■ **WHAT IS ASKED**
Restate the data word for word and leave the images out.

■ **RECORDS FOR THE EXERCISE**
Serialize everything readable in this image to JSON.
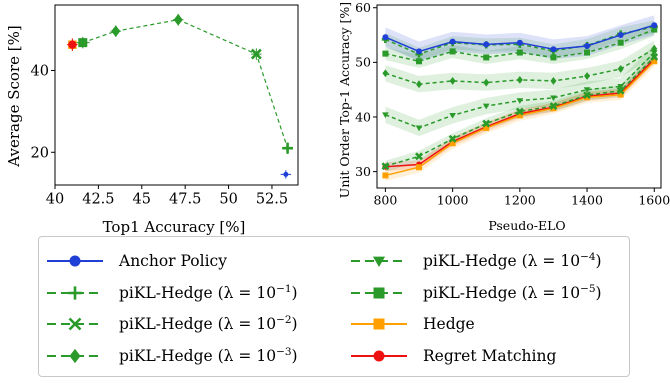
{
  "colors": {
    "blue": "#1f3fd6",
    "green": "#2a9a2a",
    "orange": "#ffa000",
    "red": "#ee1111"
  },
  "chart_data": [
    {
      "type": "scatter",
      "xlabel": "Top1 Accuracy [%]",
      "ylabel": "Average Score [%]",
      "xlim": [
        40,
        54
      ],
      "ylim": [
        12,
        56
      ],
      "xticks": [
        "40",
        "42.5",
        "45",
        "47.5",
        "50",
        "52.5"
      ],
      "xtick_values": [
        40,
        42.5,
        45,
        47.5,
        50,
        52.5
      ],
      "yticks": [
        "20",
        "40"
      ],
      "ytick_values": [
        20,
        40
      ],
      "grid": false,
      "series": [
        {
          "name": "Anchor Policy",
          "color": "blue",
          "marker": "circle",
          "points": [
            [
              53.3,
              14.6
            ]
          ],
          "xerr": 0.3,
          "yerr": 1.0
        },
        {
          "name": "piKL-Hedge (λ = 10⁻⁵)",
          "color": "green",
          "marker": "square",
          "points": [
            [
              41.6,
              46.8
            ]
          ],
          "xerr": 0.4,
          "yerr": 1.2
        },
        {
          "name": "Hedge",
          "color": "orange",
          "marker": "square",
          "points": [
            [
              41.0,
              46.3
            ]
          ],
          "xerr": 0.3,
          "yerr": 1.5
        },
        {
          "name": "Regret Matching",
          "color": "red",
          "marker": "circle",
          "points": [
            [
              41.0,
              46.3
            ]
          ],
          "xerr": 0.3,
          "yerr": 1.5
        }
      ],
      "frontier": {
        "color": "green",
        "points": [
          [
            41.6,
            46.8
          ],
          [
            43.5,
            49.6
          ],
          [
            47.1,
            52.4
          ],
          [
            51.6,
            44.0
          ],
          [
            53.4,
            21.0
          ]
        ],
        "markers": [
          "square",
          "diamond",
          "diamond",
          "x",
          "plus"
        ],
        "xerr": 0.3,
        "yerr": 1.4
      }
    },
    {
      "type": "line",
      "xlabel": "Pseudo-ELO",
      "ylabel": "Unit Order Top-1 Accuracy [%]",
      "xlim": [
        775,
        1620
      ],
      "ylim": [
        27,
        60.5
      ],
      "xticks": [
        "800",
        "1000",
        "1200",
        "1400",
        "1600"
      ],
      "xtick_values": [
        800,
        1000,
        1200,
        1400,
        1600
      ],
      "yticks": [
        "30",
        "40",
        "50",
        "60"
      ],
      "ytick_values": [
        30,
        40,
        50,
        60
      ],
      "grid": false,
      "x": [
        800,
        900,
        1000,
        1100,
        1200,
        1300,
        1400,
        1500,
        1600
      ],
      "series": [
        {
          "name": "Anchor Policy",
          "color": "blue",
          "marker": "circle",
          "style": "solid",
          "band": 1.8,
          "values": [
            54.6,
            52.0,
            53.8,
            53.3,
            53.6,
            52.4,
            53.0,
            55.0,
            56.8
          ]
        },
        {
          "name": "piKL-Hedge (λ = 10⁻⁵)",
          "color": "green",
          "marker": "plus",
          "style": "dashed",
          "band": 1.2,
          "values": [
            54.2,
            51.5,
            53.6,
            53.2,
            53.3,
            52.1,
            53.1,
            55.2,
            56.5
          ]
        },
        {
          "name": "piKL-Hedge (λ = 10⁻⁴)",
          "color": "green",
          "marker": "square",
          "style": "dashed",
          "band": 1.2,
          "values": [
            51.6,
            50.2,
            52.0,
            50.9,
            51.8,
            50.9,
            51.8,
            53.6,
            56.0
          ]
        },
        {
          "name": "piKL-Hedge (λ = 10⁻³)",
          "color": "green",
          "marker": "diamond",
          "style": "dashed",
          "band": 1.5,
          "values": [
            48.0,
            46.0,
            46.6,
            46.3,
            46.8,
            46.6,
            47.5,
            48.8,
            52.5
          ]
        },
        {
          "name": "piKL-Hedge (λ = 10⁻²)",
          "color": "green",
          "marker": "triangle-down",
          "style": "dashed",
          "band": 1.5,
          "values": [
            40.4,
            38.0,
            40.3,
            42.0,
            43.0,
            43.5,
            45.0,
            45.6,
            51.8
          ]
        },
        {
          "name": "piKL-Hedge (λ = 10⁻¹)",
          "color": "green",
          "marker": "x",
          "style": "dashed",
          "band": 1.0,
          "values": [
            31.0,
            32.8,
            36.0,
            38.8,
            41.0,
            42.0,
            44.0,
            44.8,
            51.0
          ]
        },
        {
          "name": "Hedge",
          "color": "orange",
          "marker": "square",
          "style": "solid",
          "band": 1.0,
          "values": [
            29.3,
            30.8,
            35.2,
            38.0,
            40.3,
            41.6,
            43.6,
            44.1,
            50.2
          ]
        },
        {
          "name": "Regret Matching",
          "color": "red",
          "marker": "circle",
          "style": "solid",
          "band": 0.8,
          "values": [
            30.9,
            31.3,
            35.5,
            38.2,
            40.6,
            41.8,
            43.8,
            44.4,
            50.6
          ]
        }
      ]
    }
  ],
  "legend": {
    "items": [
      {
        "label": "Anchor Policy",
        "color": "blue",
        "marker": "circle",
        "style": "solid",
        "col": 0,
        "row": 0
      },
      {
        "label": "piKL-Hedge (λ = 10",
        "exp": "−1",
        "tail": ")",
        "color": "green",
        "marker": "plus",
        "style": "dashed",
        "col": 0,
        "row": 1
      },
      {
        "label": "piKL-Hedge (λ = 10",
        "exp": "−2",
        "tail": ")",
        "color": "green",
        "marker": "x",
        "style": "dashed",
        "col": 0,
        "row": 2
      },
      {
        "label": "piKL-Hedge (λ = 10",
        "exp": "−3",
        "tail": ")",
        "color": "green",
        "marker": "diamond",
        "style": "dashed",
        "col": 0,
        "row": 3
      },
      {
        "label": "piKL-Hedge (λ = 10",
        "exp": "−4",
        "tail": ")",
        "color": "green",
        "marker": "triangle-down",
        "style": "dashed",
        "col": 1,
        "row": 0
      },
      {
        "label": "piKL-Hedge (λ = 10",
        "exp": "−5",
        "tail": ")",
        "color": "green",
        "marker": "square",
        "style": "dashed",
        "col": 1,
        "row": 1
      },
      {
        "label": "Hedge",
        "color": "orange",
        "marker": "square",
        "style": "solid",
        "col": 1,
        "row": 2
      },
      {
        "label": "Regret Matching",
        "color": "red",
        "marker": "circle",
        "style": "solid",
        "col": 1,
        "row": 3
      }
    ]
  }
}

■ **THE SOLUTION**
Serialize everything readable in this image to JSON.
{
  "colors": {
    "blue": "#1f3fd6",
    "green": "#2a9a2a",
    "orange": "#ffa000",
    "red": "#ee1111"
  },
  "chart_data": [
    {
      "type": "scatter",
      "xlabel": "Top1 Accuracy [%]",
      "ylabel": "Average Score [%]",
      "xlim": [
        40,
        54
      ],
      "ylim": [
        12,
        56
      ],
      "xticks": [
        "40",
        "42.5",
        "45",
        "47.5",
        "50",
        "52.5"
      ],
      "xtick_values": [
        40,
        42.5,
        45,
        47.5,
        50,
        52.5
      ],
      "yticks": [
        "20",
        "40"
      ],
      "ytick_values": [
        20,
        40
      ],
      "grid": false,
      "series": [
        {
          "name": "Anchor Policy",
          "color": "blue",
          "marker": "circle",
          "points": [
            [
              53.3,
              14.6
            ]
          ],
          "xerr": 0.3,
          "yerr": 1.0
        },
        {
          "name": "piKL-Hedge (λ = 10⁻⁵)",
          "color": "green",
          "marker": "square",
          "points": [
            [
              41.6,
              46.8
            ]
          ],
          "xerr": 0.4,
          "yerr": 1.2
        },
        {
          "name": "Hedge",
          "color": "orange",
          "marker": "square",
          "points": [
            [
              41.0,
              46.3
            ]
          ],
          "xerr": 0.3,
          "yerr": 1.5
        },
        {
          "name": "Regret Matching",
          "color": "red",
          "marker": "circle",
          "points": [
            [
              41.0,
              46.3
            ]
          ],
          "xerr": 0.3,
          "yerr": 1.5
        }
      ],
      "frontier": {
        "color": "green",
        "points": [
          [
            41.6,
            46.8
          ],
          [
            43.5,
            49.6
          ],
          [
            47.1,
            52.4
          ],
          [
            51.6,
            44.0
          ],
          [
            53.4,
            21.0
          ]
        ],
        "markers": [
          "square",
          "diamond",
          "diamond",
          "x",
          "plus"
        ],
        "xerr": 0.3,
        "yerr": 1.4
      }
    },
    {
      "type": "line",
      "xlabel": "Pseudo-ELO",
      "ylabel": "Unit Order Top-1 Accuracy [%]",
      "xlim": [
        775,
        1620
      ],
      "ylim": [
        27,
        60.5
      ],
      "xticks": [
        "800",
        "1000",
        "1200",
        "1400",
        "1600"
      ],
      "xtick_values": [
        800,
        1000,
        1200,
        1400,
        1600
      ],
      "yticks": [
        "30",
        "40",
        "50",
        "60"
      ],
      "ytick_values": [
        30,
        40,
        50,
        60
      ],
      "grid": false,
      "x": [
        800,
        900,
        1000,
        1100,
        1200,
        1300,
        1400,
        1500,
        1600
      ],
      "series": [
        {
          "name": "Anchor Policy",
          "color": "blue",
          "marker": "circle",
          "style": "solid",
          "band": 1.8,
          "values": [
            54.6,
            52.0,
            53.8,
            53.3,
            53.6,
            52.4,
            53.0,
            55.0,
            56.8
          ]
        },
        {
          "name": "piKL-Hedge (λ = 10⁻⁵)",
          "color": "green",
          "marker": "plus",
          "style": "dashed",
          "band": 1.2,
          "values": [
            54.2,
            51.5,
            53.6,
            53.2,
            53.3,
            52.1,
            53.1,
            55.2,
            56.5
          ]
        },
        {
          "name": "piKL-Hedge (λ = 10⁻⁴)",
          "color": "green",
          "marker": "square",
          "style": "dashed",
          "band": 1.2,
          "values": [
            51.6,
            50.2,
            52.0,
            50.9,
            51.8,
            50.9,
            51.8,
            53.6,
            56.0
          ]
        },
        {
          "name": "piKL-Hedge (λ = 10⁻³)",
          "color": "green",
          "marker": "diamond",
          "style": "dashed",
          "band": 1.5,
          "values": [
            48.0,
            46.0,
            46.6,
            46.3,
            46.8,
            46.6,
            47.5,
            48.8,
            52.5
          ]
        },
        {
          "name": "piKL-Hedge (λ = 10⁻²)",
          "color": "green",
          "marker": "triangle-down",
          "style": "dashed",
          "band": 1.5,
          "values": [
            40.4,
            38.0,
            40.3,
            42.0,
            43.0,
            43.5,
            45.0,
            45.6,
            51.8
          ]
        },
        {
          "name": "piKL-Hedge (λ = 10⁻¹)",
          "color": "green",
          "marker": "x",
          "style": "dashed",
          "band": 1.0,
          "values": [
            31.0,
            32.8,
            36.0,
            38.8,
            41.0,
            42.0,
            44.0,
            44.8,
            51.0
          ]
        },
        {
          "name": "Hedge",
          "color": "orange",
          "marker": "square",
          "style": "solid",
          "band": 1.0,
          "values": [
            29.3,
            30.8,
            35.2,
            38.0,
            40.3,
            41.6,
            43.6,
            44.1,
            50.2
          ]
        },
        {
          "name": "Regret Matching",
          "color": "red",
          "marker": "circle",
          "style": "solid",
          "band": 0.8,
          "values": [
            30.9,
            31.3,
            35.5,
            38.2,
            40.6,
            41.8,
            43.8,
            44.4,
            50.6
          ]
        }
      ]
    }
  ],
  "legend": {
    "items": [
      {
        "label": "Anchor Policy",
        "color": "blue",
        "marker": "circle",
        "style": "solid",
        "col": 0,
        "row": 0
      },
      {
        "label": "piKL-Hedge (λ = 10",
        "exp": "−1",
        "tail": ")",
        "color": "green",
        "marker": "plus",
        "style": "dashed",
        "col": 0,
        "row": 1
      },
      {
        "label": "piKL-Hedge (λ = 10",
        "exp": "−2",
        "tail": ")",
        "color": "green",
        "marker": "x",
        "style": "dashed",
        "col": 0,
        "row": 2
      },
      {
        "label": "piKL-Hedge (λ = 10",
        "exp": "−3",
        "tail": ")",
        "color": "green",
        "marker": "diamond",
        "style": "dashed",
        "col": 0,
        "row": 3
      },
      {
        "label": "piKL-Hedge (λ = 10",
        "exp": "−4",
        "tail": ")",
        "color": "green",
        "marker": "triangle-down",
        "style": "dashed",
        "col": 1,
        "row": 0
      },
      {
        "label": "piKL-Hedge (λ = 10",
        "exp": "−5",
        "tail": ")",
        "color": "green",
        "marker": "square",
        "style": "dashed",
        "col": 1,
        "row": 1
      },
      {
        "label": "Hedge",
        "color": "orange",
        "marker": "square",
        "style": "solid",
        "col": 1,
        "row": 2
      },
      {
        "label": "Regret Matching",
        "color": "red",
        "marker": "circle",
        "style": "solid",
        "col": 1,
        "row": 3
      }
    ]
  }
}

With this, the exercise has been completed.